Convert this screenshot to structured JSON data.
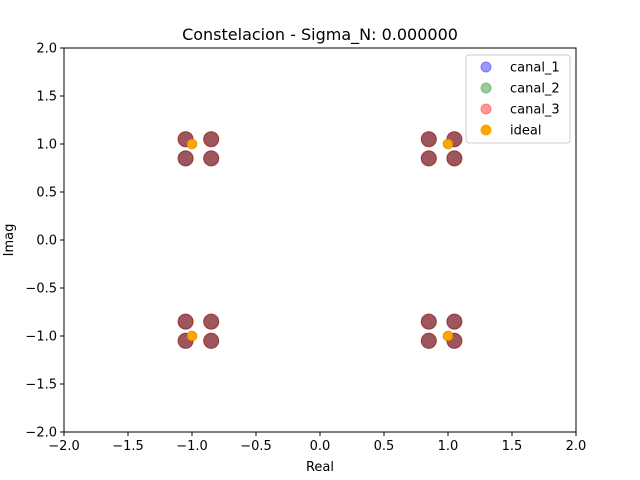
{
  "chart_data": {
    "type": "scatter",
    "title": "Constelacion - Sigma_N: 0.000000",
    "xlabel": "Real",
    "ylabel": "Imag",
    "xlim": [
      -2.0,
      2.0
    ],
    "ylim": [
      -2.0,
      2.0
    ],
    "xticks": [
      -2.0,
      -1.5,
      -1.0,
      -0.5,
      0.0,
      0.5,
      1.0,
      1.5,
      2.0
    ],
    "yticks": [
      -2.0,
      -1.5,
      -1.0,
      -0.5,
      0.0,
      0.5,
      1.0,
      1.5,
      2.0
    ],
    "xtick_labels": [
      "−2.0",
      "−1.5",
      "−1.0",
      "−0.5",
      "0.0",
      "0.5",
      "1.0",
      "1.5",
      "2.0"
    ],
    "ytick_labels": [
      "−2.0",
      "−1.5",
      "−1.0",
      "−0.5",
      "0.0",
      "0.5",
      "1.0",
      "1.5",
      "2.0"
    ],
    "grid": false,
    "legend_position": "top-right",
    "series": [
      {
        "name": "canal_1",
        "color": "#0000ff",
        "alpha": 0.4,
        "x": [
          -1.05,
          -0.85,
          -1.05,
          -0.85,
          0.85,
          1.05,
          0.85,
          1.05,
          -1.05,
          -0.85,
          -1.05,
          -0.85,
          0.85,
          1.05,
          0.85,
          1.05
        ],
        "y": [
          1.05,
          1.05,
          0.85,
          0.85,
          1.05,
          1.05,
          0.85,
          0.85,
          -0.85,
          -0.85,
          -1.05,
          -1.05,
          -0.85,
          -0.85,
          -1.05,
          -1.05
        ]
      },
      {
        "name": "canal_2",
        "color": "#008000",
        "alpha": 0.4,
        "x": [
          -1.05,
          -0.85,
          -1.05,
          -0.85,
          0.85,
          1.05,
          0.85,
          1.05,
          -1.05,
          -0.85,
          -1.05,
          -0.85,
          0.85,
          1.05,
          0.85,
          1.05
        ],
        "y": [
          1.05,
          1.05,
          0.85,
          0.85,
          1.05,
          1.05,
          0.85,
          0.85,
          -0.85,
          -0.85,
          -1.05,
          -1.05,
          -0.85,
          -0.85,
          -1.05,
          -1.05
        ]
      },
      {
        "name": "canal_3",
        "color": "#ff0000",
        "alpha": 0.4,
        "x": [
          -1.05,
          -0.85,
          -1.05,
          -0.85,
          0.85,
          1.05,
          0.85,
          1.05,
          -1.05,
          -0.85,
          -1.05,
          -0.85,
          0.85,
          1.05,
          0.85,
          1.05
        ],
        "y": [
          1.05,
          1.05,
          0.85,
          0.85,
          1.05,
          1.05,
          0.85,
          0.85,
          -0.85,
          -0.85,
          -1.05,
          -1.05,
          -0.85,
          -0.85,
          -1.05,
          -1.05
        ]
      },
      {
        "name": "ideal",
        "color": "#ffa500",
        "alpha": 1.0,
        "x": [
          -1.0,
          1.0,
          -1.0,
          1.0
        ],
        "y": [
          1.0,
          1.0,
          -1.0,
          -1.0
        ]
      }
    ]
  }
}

⁂

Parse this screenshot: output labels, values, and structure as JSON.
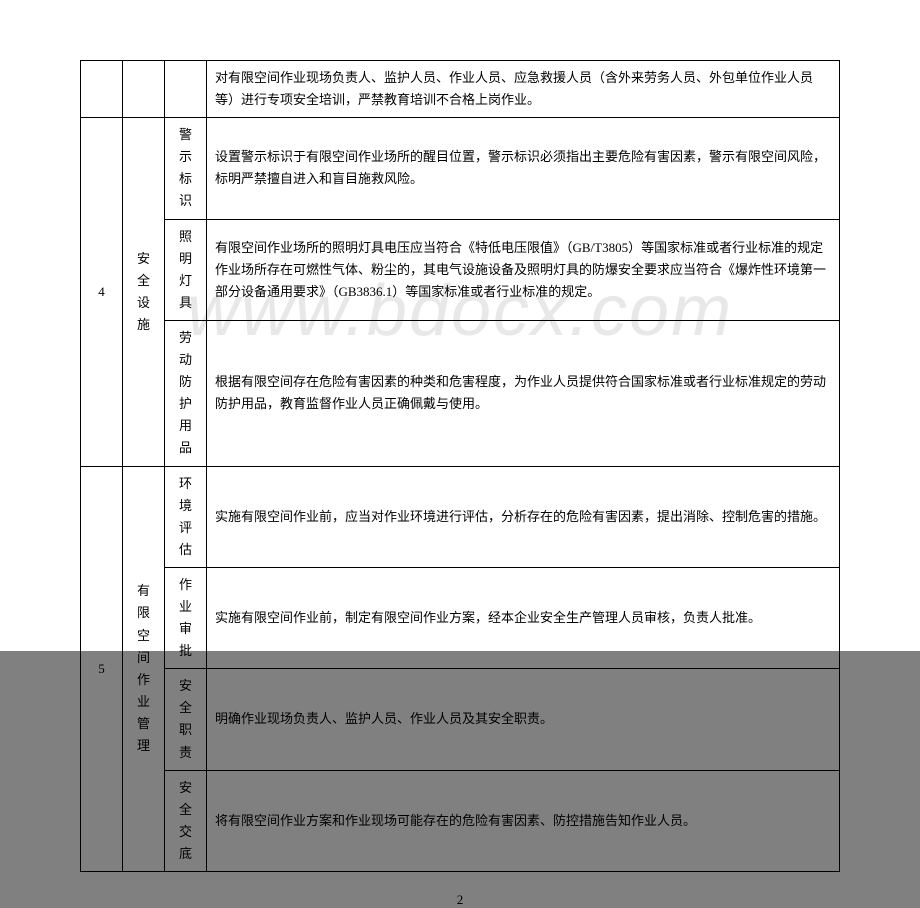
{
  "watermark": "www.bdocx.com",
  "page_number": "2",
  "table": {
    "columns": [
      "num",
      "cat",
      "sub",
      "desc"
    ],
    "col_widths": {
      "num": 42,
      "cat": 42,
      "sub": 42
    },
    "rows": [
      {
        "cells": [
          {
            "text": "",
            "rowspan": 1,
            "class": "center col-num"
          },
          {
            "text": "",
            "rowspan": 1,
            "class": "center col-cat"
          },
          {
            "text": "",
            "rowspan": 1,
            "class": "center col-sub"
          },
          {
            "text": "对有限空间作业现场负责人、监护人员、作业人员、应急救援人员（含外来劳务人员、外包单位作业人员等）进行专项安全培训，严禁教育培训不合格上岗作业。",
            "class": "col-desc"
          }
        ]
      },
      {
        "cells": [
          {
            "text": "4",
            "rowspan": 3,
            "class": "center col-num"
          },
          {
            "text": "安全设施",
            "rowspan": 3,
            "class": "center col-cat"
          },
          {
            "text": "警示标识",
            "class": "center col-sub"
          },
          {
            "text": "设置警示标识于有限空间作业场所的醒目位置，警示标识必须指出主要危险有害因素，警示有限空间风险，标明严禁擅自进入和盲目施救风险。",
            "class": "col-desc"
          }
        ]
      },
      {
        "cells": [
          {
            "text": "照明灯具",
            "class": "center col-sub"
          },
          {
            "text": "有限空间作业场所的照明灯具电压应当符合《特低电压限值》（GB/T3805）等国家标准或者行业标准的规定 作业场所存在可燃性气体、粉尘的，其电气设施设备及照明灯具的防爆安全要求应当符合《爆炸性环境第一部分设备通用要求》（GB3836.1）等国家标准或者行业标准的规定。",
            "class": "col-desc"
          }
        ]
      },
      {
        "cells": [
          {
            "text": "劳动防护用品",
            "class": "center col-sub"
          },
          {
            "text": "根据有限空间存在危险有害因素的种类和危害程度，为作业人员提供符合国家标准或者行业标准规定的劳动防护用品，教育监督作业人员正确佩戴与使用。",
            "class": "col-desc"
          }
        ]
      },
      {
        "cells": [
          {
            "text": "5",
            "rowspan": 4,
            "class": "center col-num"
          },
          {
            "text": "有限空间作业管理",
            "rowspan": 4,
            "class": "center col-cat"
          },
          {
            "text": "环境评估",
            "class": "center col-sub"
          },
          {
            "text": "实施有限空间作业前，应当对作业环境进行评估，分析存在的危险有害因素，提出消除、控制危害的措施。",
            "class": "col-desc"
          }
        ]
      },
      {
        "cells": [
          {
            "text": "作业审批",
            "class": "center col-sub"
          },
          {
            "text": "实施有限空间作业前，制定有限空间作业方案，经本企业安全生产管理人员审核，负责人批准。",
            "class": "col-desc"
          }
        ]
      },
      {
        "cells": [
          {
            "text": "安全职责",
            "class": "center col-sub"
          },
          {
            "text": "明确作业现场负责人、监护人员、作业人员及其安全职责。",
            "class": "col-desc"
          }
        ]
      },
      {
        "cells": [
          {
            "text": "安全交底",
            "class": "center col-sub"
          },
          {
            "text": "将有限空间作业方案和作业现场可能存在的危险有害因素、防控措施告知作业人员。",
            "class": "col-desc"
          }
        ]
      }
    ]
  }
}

⁂

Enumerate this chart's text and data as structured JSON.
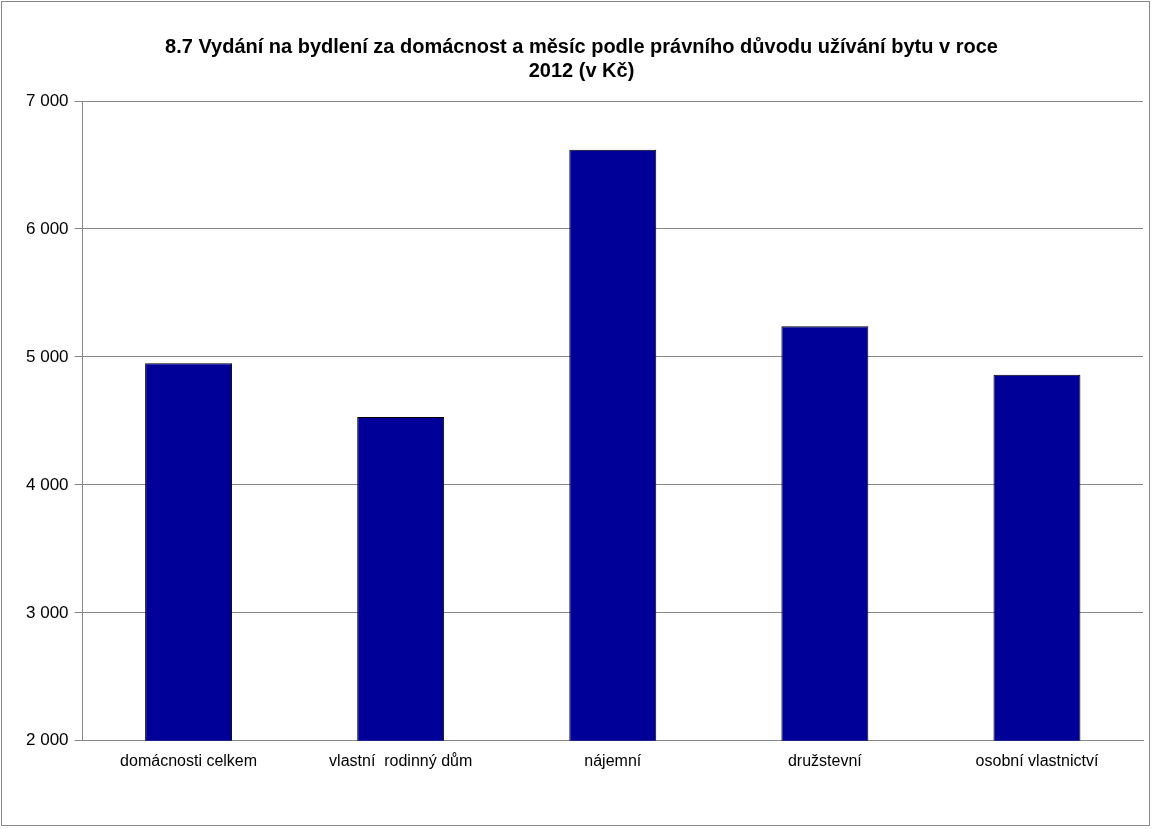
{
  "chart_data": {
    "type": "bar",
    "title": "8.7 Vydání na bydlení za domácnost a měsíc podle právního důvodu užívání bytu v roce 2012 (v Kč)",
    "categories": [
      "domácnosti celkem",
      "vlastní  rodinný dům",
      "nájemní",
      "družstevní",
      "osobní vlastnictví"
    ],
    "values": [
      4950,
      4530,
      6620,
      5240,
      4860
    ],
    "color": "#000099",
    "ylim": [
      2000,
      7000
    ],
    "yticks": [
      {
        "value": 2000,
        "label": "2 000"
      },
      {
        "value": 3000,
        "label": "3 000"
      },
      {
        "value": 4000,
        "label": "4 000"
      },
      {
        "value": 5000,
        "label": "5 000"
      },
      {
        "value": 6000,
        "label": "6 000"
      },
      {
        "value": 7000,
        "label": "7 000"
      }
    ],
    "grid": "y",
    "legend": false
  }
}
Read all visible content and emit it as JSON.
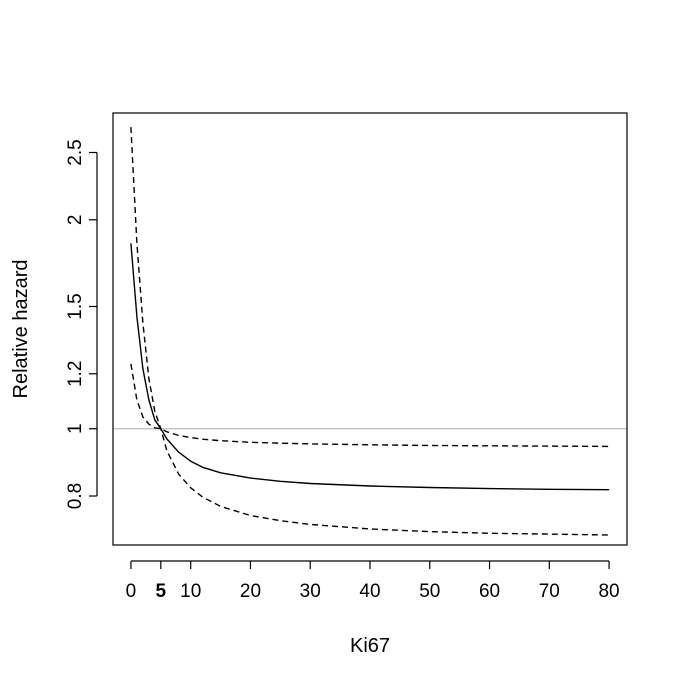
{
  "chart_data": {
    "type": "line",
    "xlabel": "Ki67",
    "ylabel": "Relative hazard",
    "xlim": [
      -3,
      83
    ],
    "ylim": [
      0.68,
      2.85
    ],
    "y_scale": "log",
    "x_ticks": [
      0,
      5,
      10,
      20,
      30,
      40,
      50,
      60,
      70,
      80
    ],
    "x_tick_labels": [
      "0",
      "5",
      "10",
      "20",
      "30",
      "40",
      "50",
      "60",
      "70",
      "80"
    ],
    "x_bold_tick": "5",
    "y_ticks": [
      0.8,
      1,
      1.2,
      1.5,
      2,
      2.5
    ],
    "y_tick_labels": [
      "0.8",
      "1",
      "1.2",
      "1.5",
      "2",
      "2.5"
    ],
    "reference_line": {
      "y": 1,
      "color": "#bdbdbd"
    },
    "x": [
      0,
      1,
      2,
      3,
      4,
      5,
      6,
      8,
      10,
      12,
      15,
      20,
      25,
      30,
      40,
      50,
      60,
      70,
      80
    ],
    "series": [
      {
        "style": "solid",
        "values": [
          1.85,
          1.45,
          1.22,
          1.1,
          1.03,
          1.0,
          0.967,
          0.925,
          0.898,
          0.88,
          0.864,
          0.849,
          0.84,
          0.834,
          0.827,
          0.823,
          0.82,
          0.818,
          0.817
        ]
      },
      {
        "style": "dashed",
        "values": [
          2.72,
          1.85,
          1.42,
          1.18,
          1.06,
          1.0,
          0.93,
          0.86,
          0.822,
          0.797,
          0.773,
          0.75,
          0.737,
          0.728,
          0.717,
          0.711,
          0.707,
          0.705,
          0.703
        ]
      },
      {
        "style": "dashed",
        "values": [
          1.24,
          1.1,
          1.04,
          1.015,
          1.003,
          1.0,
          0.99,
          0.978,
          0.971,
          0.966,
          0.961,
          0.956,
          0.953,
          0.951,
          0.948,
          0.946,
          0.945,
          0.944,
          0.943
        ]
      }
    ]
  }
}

⁂

## PROBLEM TO SOLVE
Return the lines of the records that include the string "this".

## TASK ANSWER
Convert this screenshot to structured JSON data.
Parse this screenshot: output labels, values, and structure as JSON.
Enumerate this chart's text and data as structured JSON.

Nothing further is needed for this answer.